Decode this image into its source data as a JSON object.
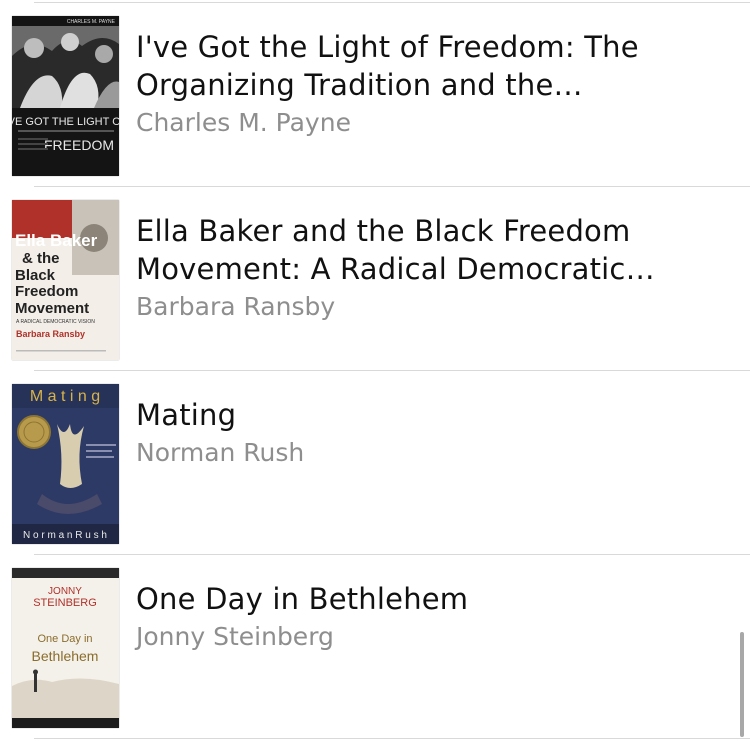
{
  "books": [
    {
      "title": "I've Got the Light of Freedom: The Organizing Tradition and the Mississippi…",
      "author": "Charles M. Payne",
      "cover": {
        "top_text": "CHARLES M. PAYNE",
        "title_line1": "I'VE GOT THE LIGHT OF",
        "title_line2": "FREEDOM"
      }
    },
    {
      "title": "Ella Baker and the Black Freedom Movement: A Radical Democratic Vision",
      "author": "Barbara Ransby",
      "cover": {
        "line1": "Ella Baker",
        "line2": "& the",
        "line3": "Black",
        "line4": "Freedom",
        "line5": "Movement",
        "subtitle": "A RADICAL DEMOCRATIC VISION",
        "author": "Barbara Ransby"
      }
    },
    {
      "title": "Mating",
      "author": "Norman Rush",
      "cover": {
        "title": "M a t i n g",
        "author": "N o r m a n   R u s h"
      }
    },
    {
      "title": "One Day in Bethlehem",
      "author": "Jonny Steinberg",
      "cover": {
        "author_line1": "JONNY",
        "author_line2": "STEINBERG",
        "title_line1": "One Day in",
        "title_line2": "Bethlehem"
      }
    }
  ],
  "colors": {
    "title": "#111111",
    "author": "#8e8e8e",
    "divider": "#d9d9d9",
    "scrollbar": "#a8a8a8"
  }
}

****************

Exercise objective:
Write out all the entries again, word for word, and print no images.

Problem solution:
Decode this image into its source data as a JSON object.
{
  "books": [
    {
      "title": "I've Got the Light of Freedom: The Organizing Tradition and the Mississippi…",
      "author": "Charles M. Payne",
      "cover": {
        "top_text": "CHARLES M. PAYNE",
        "title_line1": "I'VE GOT THE LIGHT OF",
        "title_line2": "FREEDOM"
      }
    },
    {
      "title": "Ella Baker and the Black Freedom Movement: A Radical Democratic Vision",
      "author": "Barbara Ransby",
      "cover": {
        "line1": "Ella Baker",
        "line2": "& the",
        "line3": "Black",
        "line4": "Freedom",
        "line5": "Movement",
        "subtitle": "A RADICAL DEMOCRATIC VISION",
        "author": "Barbara Ransby"
      }
    },
    {
      "title": "Mating",
      "author": "Norman Rush",
      "cover": {
        "title": "M a t i n g",
        "author": "N o r m a n   R u s h"
      }
    },
    {
      "title": "One Day in Bethlehem",
      "author": "Jonny Steinberg",
      "cover": {
        "author_line1": "JONNY",
        "author_line2": "STEINBERG",
        "title_line1": "One Day in",
        "title_line2": "Bethlehem"
      }
    }
  ],
  "colors": {
    "title": "#111111",
    "author": "#8e8e8e",
    "divider": "#d9d9d9",
    "scrollbar": "#a8a8a8"
  }
}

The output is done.